-- The records --
● ● ● ● ● ● ●

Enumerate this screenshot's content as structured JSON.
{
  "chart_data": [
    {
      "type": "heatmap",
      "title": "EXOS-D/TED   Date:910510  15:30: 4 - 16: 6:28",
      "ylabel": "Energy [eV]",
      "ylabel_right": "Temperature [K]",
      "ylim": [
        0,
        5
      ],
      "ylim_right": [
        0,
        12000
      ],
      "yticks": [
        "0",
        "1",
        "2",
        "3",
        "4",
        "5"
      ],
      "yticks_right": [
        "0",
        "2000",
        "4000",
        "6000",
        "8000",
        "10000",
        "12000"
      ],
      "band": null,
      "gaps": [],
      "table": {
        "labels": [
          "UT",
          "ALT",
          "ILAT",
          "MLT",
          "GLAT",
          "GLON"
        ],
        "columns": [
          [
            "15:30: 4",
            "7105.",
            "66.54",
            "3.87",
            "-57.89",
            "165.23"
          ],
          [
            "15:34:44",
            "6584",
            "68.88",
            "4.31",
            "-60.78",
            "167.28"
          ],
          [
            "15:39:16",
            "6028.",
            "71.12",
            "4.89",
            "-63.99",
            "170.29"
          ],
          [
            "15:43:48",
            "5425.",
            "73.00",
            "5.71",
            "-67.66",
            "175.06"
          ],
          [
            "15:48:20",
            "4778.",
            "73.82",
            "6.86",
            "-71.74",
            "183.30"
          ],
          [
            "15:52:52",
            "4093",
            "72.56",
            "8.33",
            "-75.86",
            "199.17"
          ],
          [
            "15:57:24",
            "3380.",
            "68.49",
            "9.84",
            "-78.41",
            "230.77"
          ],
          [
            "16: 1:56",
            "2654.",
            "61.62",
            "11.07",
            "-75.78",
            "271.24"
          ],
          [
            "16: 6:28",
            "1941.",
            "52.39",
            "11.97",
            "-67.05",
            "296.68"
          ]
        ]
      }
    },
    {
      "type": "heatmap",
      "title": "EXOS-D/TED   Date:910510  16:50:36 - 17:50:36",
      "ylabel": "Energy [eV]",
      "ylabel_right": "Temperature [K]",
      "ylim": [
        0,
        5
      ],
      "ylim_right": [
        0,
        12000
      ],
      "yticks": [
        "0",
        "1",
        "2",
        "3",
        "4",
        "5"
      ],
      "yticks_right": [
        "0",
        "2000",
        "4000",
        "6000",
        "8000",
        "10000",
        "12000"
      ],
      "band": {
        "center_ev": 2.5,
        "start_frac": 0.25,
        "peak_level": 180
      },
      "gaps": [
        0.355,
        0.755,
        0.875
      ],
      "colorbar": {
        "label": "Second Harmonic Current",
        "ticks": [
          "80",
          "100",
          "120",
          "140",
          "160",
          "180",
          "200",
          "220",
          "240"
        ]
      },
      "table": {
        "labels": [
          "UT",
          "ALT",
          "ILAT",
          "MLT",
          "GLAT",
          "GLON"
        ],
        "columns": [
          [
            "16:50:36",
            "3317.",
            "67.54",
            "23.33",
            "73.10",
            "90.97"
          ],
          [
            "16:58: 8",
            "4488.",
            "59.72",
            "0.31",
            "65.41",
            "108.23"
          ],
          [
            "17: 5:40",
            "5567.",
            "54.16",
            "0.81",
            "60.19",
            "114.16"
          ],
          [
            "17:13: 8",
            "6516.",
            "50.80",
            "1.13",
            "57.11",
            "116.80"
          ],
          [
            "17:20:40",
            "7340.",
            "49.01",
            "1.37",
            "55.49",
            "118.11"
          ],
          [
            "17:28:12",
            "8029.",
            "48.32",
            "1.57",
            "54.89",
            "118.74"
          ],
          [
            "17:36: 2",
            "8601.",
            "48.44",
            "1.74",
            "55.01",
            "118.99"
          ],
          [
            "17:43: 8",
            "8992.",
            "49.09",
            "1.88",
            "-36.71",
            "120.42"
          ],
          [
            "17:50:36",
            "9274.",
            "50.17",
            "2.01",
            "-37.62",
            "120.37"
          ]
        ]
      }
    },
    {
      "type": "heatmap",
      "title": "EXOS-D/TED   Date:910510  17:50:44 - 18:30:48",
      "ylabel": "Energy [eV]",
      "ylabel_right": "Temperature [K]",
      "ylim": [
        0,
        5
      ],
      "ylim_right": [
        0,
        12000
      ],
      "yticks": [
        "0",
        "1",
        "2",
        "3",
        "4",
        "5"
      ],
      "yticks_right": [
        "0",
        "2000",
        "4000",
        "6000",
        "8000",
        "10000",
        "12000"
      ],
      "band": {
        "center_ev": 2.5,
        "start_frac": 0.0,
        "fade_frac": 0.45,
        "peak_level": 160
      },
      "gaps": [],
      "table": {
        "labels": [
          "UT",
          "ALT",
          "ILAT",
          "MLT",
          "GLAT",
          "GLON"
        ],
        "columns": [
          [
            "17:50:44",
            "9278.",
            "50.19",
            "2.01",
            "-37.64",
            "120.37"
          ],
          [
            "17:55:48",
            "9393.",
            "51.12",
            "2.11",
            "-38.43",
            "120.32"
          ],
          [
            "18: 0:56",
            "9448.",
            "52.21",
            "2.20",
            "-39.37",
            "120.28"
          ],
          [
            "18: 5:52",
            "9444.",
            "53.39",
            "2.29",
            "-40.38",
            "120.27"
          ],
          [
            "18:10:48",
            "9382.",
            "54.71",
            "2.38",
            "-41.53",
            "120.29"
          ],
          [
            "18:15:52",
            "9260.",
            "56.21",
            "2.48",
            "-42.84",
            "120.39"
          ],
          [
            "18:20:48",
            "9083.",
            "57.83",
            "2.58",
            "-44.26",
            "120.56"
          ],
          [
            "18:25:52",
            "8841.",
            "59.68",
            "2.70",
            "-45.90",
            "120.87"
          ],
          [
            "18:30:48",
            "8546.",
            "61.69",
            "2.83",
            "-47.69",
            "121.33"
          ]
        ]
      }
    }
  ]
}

● ● ● ● ● ● ●

-- Directive --
The entries above should be repeated exactly, every one of them.

-- Result for this exercise --
Enumerate this screenshot's content as structured JSON.
{
  "chart_data": [
    {
      "type": "heatmap",
      "title": "EXOS-D/TED   Date:910510  15:30: 4 - 16: 6:28",
      "ylabel": "Energy [eV]",
      "ylabel_right": "Temperature [K]",
      "ylim": [
        0,
        5
      ],
      "ylim_right": [
        0,
        12000
      ],
      "yticks": [
        "0",
        "1",
        "2",
        "3",
        "4",
        "5"
      ],
      "yticks_right": [
        "0",
        "2000",
        "4000",
        "6000",
        "8000",
        "10000",
        "12000"
      ],
      "band": null,
      "gaps": [],
      "table": {
        "labels": [
          "UT",
          "ALT",
          "ILAT",
          "MLT",
          "GLAT",
          "GLON"
        ],
        "columns": [
          [
            "15:30: 4",
            "7105.",
            "66.54",
            "3.87",
            "-57.89",
            "165.23"
          ],
          [
            "15:34:44",
            "6584",
            "68.88",
            "4.31",
            "-60.78",
            "167.28"
          ],
          [
            "15:39:16",
            "6028.",
            "71.12",
            "4.89",
            "-63.99",
            "170.29"
          ],
          [
            "15:43:48",
            "5425.",
            "73.00",
            "5.71",
            "-67.66",
            "175.06"
          ],
          [
            "15:48:20",
            "4778.",
            "73.82",
            "6.86",
            "-71.74",
            "183.30"
          ],
          [
            "15:52:52",
            "4093",
            "72.56",
            "8.33",
            "-75.86",
            "199.17"
          ],
          [
            "15:57:24",
            "3380.",
            "68.49",
            "9.84",
            "-78.41",
            "230.77"
          ],
          [
            "16: 1:56",
            "2654.",
            "61.62",
            "11.07",
            "-75.78",
            "271.24"
          ],
          [
            "16: 6:28",
            "1941.",
            "52.39",
            "11.97",
            "-67.05",
            "296.68"
          ]
        ]
      }
    },
    {
      "type": "heatmap",
      "title": "EXOS-D/TED   Date:910510  16:50:36 - 17:50:36",
      "ylabel": "Energy [eV]",
      "ylabel_right": "Temperature [K]",
      "ylim": [
        0,
        5
      ],
      "ylim_right": [
        0,
        12000
      ],
      "yticks": [
        "0",
        "1",
        "2",
        "3",
        "4",
        "5"
      ],
      "yticks_right": [
        "0",
        "2000",
        "4000",
        "6000",
        "8000",
        "10000",
        "12000"
      ],
      "band": {
        "center_ev": 2.5,
        "start_frac": 0.25,
        "peak_level": 180
      },
      "gaps": [
        0.355,
        0.755,
        0.875
      ],
      "colorbar": {
        "label": "Second Harmonic Current",
        "ticks": [
          "80",
          "100",
          "120",
          "140",
          "160",
          "180",
          "200",
          "220",
          "240"
        ]
      },
      "table": {
        "labels": [
          "UT",
          "ALT",
          "ILAT",
          "MLT",
          "GLAT",
          "GLON"
        ],
        "columns": [
          [
            "16:50:36",
            "3317.",
            "67.54",
            "23.33",
            "73.10",
            "90.97"
          ],
          [
            "16:58: 8",
            "4488.",
            "59.72",
            "0.31",
            "65.41",
            "108.23"
          ],
          [
            "17: 5:40",
            "5567.",
            "54.16",
            "0.81",
            "60.19",
            "114.16"
          ],
          [
            "17:13: 8",
            "6516.",
            "50.80",
            "1.13",
            "57.11",
            "116.80"
          ],
          [
            "17:20:40",
            "7340.",
            "49.01",
            "1.37",
            "55.49",
            "118.11"
          ],
          [
            "17:28:12",
            "8029.",
            "48.32",
            "1.57",
            "54.89",
            "118.74"
          ],
          [
            "17:36: 2",
            "8601.",
            "48.44",
            "1.74",
            "55.01",
            "118.99"
          ],
          [
            "17:43: 8",
            "8992.",
            "49.09",
            "1.88",
            "-36.71",
            "120.42"
          ],
          [
            "17:50:36",
            "9274.",
            "50.17",
            "2.01",
            "-37.62",
            "120.37"
          ]
        ]
      }
    },
    {
      "type": "heatmap",
      "title": "EXOS-D/TED   Date:910510  17:50:44 - 18:30:48",
      "ylabel": "Energy [eV]",
      "ylabel_right": "Temperature [K]",
      "ylim": [
        0,
        5
      ],
      "ylim_right": [
        0,
        12000
      ],
      "yticks": [
        "0",
        "1",
        "2",
        "3",
        "4",
        "5"
      ],
      "yticks_right": [
        "0",
        "2000",
        "4000",
        "6000",
        "8000",
        "10000",
        "12000"
      ],
      "band": {
        "center_ev": 2.5,
        "start_frac": 0.0,
        "fade_frac": 0.45,
        "peak_level": 160
      },
      "gaps": [],
      "table": {
        "labels": [
          "UT",
          "ALT",
          "ILAT",
          "MLT",
          "GLAT",
          "GLON"
        ],
        "columns": [
          [
            "17:50:44",
            "9278.",
            "50.19",
            "2.01",
            "-37.64",
            "120.37"
          ],
          [
            "17:55:48",
            "9393.",
            "51.12",
            "2.11",
            "-38.43",
            "120.32"
          ],
          [
            "18: 0:56",
            "9448.",
            "52.21",
            "2.20",
            "-39.37",
            "120.28"
          ],
          [
            "18: 5:52",
            "9444.",
            "53.39",
            "2.29",
            "-40.38",
            "120.27"
          ],
          [
            "18:10:48",
            "9382.",
            "54.71",
            "2.38",
            "-41.53",
            "120.29"
          ],
          [
            "18:15:52",
            "9260.",
            "56.21",
            "2.48",
            "-42.84",
            "120.39"
          ],
          [
            "18:20:48",
            "9083.",
            "57.83",
            "2.58",
            "-44.26",
            "120.56"
          ],
          [
            "18:25:52",
            "8841.",
            "59.68",
            "2.70",
            "-45.90",
            "120.87"
          ],
          [
            "18:30:48",
            "8546.",
            "61.69",
            "2.83",
            "-47.69",
            "121.33"
          ]
        ]
      }
    }
  ]
}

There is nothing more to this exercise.